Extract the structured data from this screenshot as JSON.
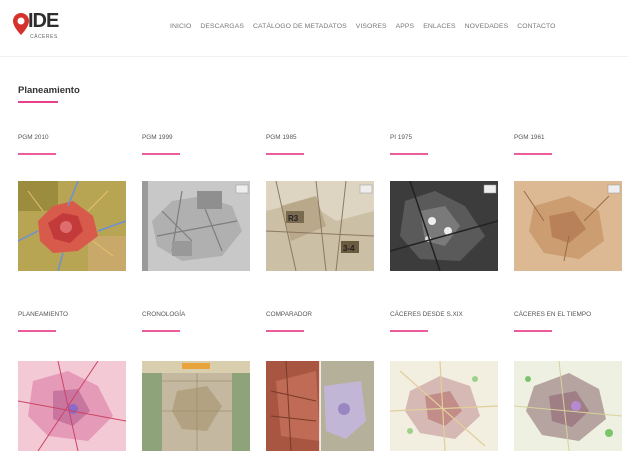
{
  "header": {
    "logo_text": "IDE",
    "logo_sub": "CÁCERES",
    "nav": [
      "INICIO",
      "DESCARGAS",
      "CATÁLOGO DE METADATOS",
      "VISORES",
      "APPS",
      "ENLACES",
      "NOVEDADES",
      "CONTACTO"
    ]
  },
  "section": {
    "title": "Planeamiento"
  },
  "row1": [
    {
      "label": "PGM 2010",
      "icon": "map-pgm2010"
    },
    {
      "label": "PGM 1999",
      "icon": "map-pgm1999"
    },
    {
      "label": "PGM 1985",
      "icon": "map-pgm1985"
    },
    {
      "label": "PI 1975",
      "icon": "map-pi1975"
    },
    {
      "label": "PGM 1961",
      "icon": "map-pgm1961"
    }
  ],
  "row2": [
    {
      "label": "PLANEAMIENTO",
      "icon": "map-planeamiento"
    },
    {
      "label": "CRONOLOGÍA",
      "icon": "map-cronologia"
    },
    {
      "label": "COMPARADOR",
      "icon": "map-comparador"
    },
    {
      "label": "CÁCERES DESDE S.XIX",
      "icon": "map-caceres-sxix"
    },
    {
      "label": "CÁCERES EN EL TIEMPO",
      "icon": "map-caceres-tiempo"
    }
  ],
  "colors": {
    "accent": "#ec5b9a",
    "logo_red": "#d6322d"
  }
}
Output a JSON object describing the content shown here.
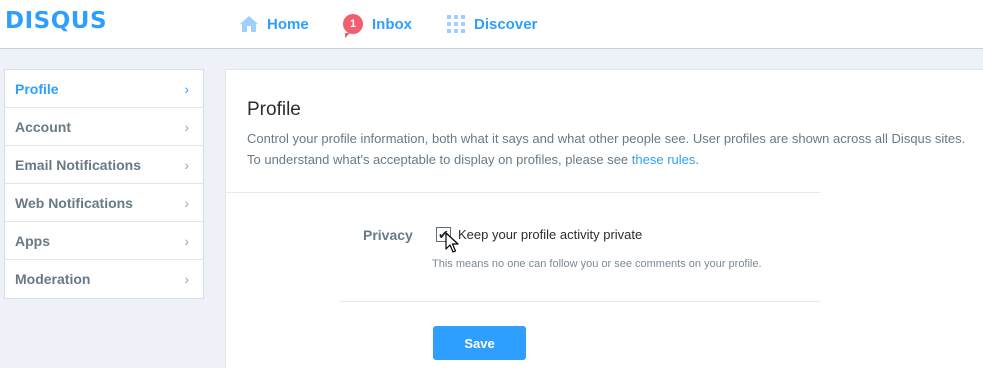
{
  "header": {
    "logo": "DISQUS",
    "nav": {
      "home": "Home",
      "inbox": "Inbox",
      "inbox_count": "1",
      "discover": "Discover"
    }
  },
  "sidebar": {
    "items": [
      {
        "label": "Profile",
        "active": true
      },
      {
        "label": "Account"
      },
      {
        "label": "Email Notifications"
      },
      {
        "label": "Web Notifications"
      },
      {
        "label": "Apps"
      },
      {
        "label": "Moderation"
      }
    ]
  },
  "main": {
    "title": "Profile",
    "description": "Control your profile information, both what it says and what other people see. User profiles are shown across all Disqus sites. To understand what's acceptable to display on profiles, please see ",
    "rules_link": "these rules",
    "description_end": ".",
    "privacy": {
      "label": "Privacy",
      "checkbox_label": "Keep your profile activity private",
      "checked": true,
      "hint": "This means no one can follow you or see comments on your profile."
    },
    "save_label": "Save"
  },
  "colors": {
    "accent": "#2e9fff",
    "badge": "#f05f70",
    "muted_text": "#687a86",
    "page_bg": "#eef2f8"
  },
  "icons": {
    "home": "home-icon",
    "inbox": "inbox-badge",
    "discover": "grid-icon",
    "chevron": "chevron-right-icon",
    "cursor": "mouse-pointer-icon"
  }
}
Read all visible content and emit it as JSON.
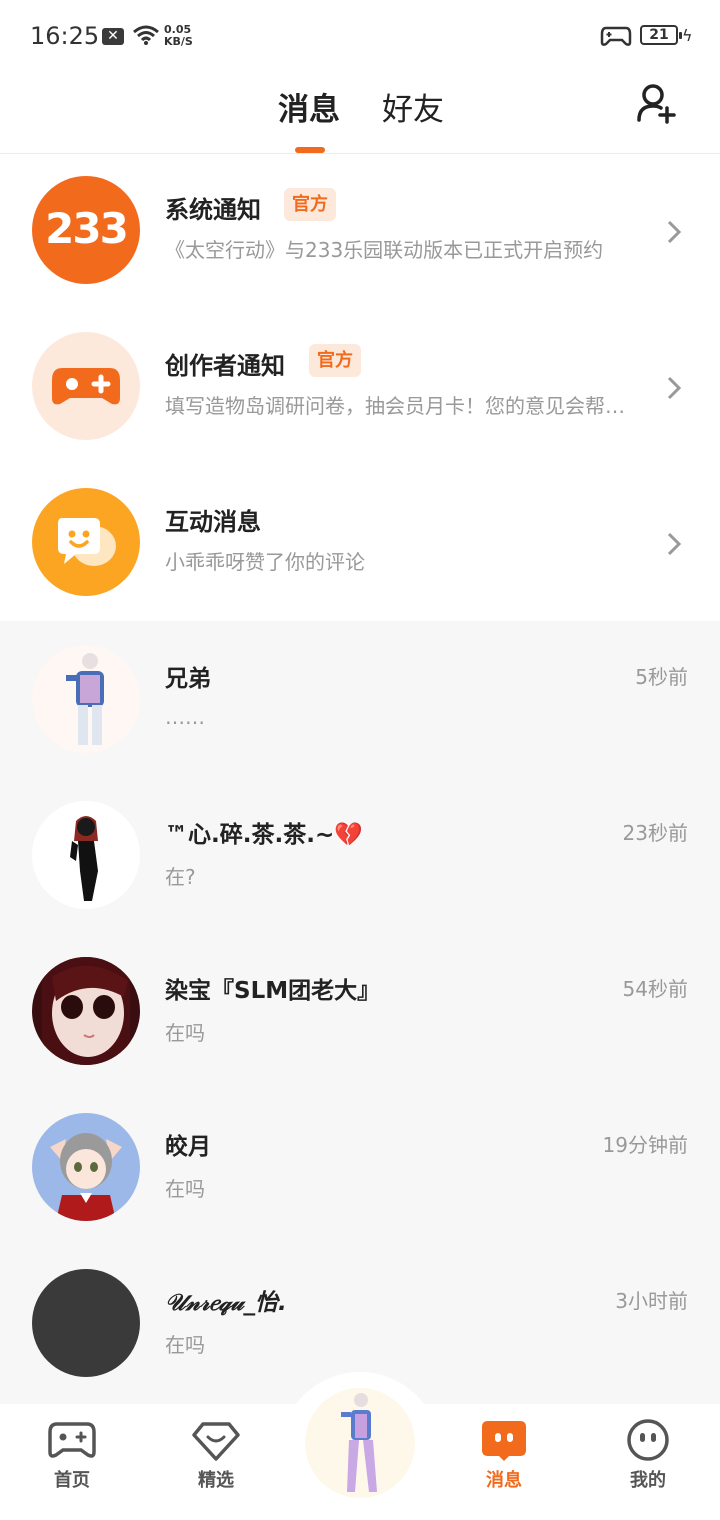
{
  "status_bar": {
    "time": "16:25",
    "speed_value": "0.05",
    "speed_unit": "KB/S",
    "battery": "21"
  },
  "header": {
    "tab_messages": "消息",
    "tab_friends": "好友"
  },
  "official": [
    {
      "title": "系统通知",
      "badge": "官方",
      "subtitle": "《太空行动》与233乐园联动版本已正式开启预约",
      "avatar_text": "233"
    },
    {
      "title": "创作者通知",
      "badge": "官方",
      "subtitle": "填写造物岛调研问卷，抽会员月卡！您的意见会帮助我们"
    },
    {
      "title": "互动消息",
      "subtitle": "小乖乖呀赞了你的评论"
    }
  ],
  "chats": [
    {
      "name": "兄弟",
      "message": "……",
      "time": "5秒前"
    },
    {
      "name": "™心.碎.茶.茶.~💔",
      "message": "在?",
      "time": "23秒前"
    },
    {
      "name": "染宝『SLM团老大』",
      "message": "在吗",
      "time": "54秒前"
    },
    {
      "name": "皎月",
      "message": "在吗",
      "time": "19分钟前"
    },
    {
      "name": "𝒰𝓃𝓇𝑒𝓆𝓊_怡.",
      "message": "在吗",
      "time": "3小时前"
    }
  ],
  "nav": {
    "home": "首页",
    "featured": "精选",
    "messages": "消息",
    "me": "我的"
  },
  "colors": {
    "accent": "#f26b1d",
    "accent_yellow": "#fca523"
  }
}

### Problem
Find each line holding the string "Notifications" and copy it out.

### Solution for this task
        "label": "Email Notifications"
        "label": "Web Notifications"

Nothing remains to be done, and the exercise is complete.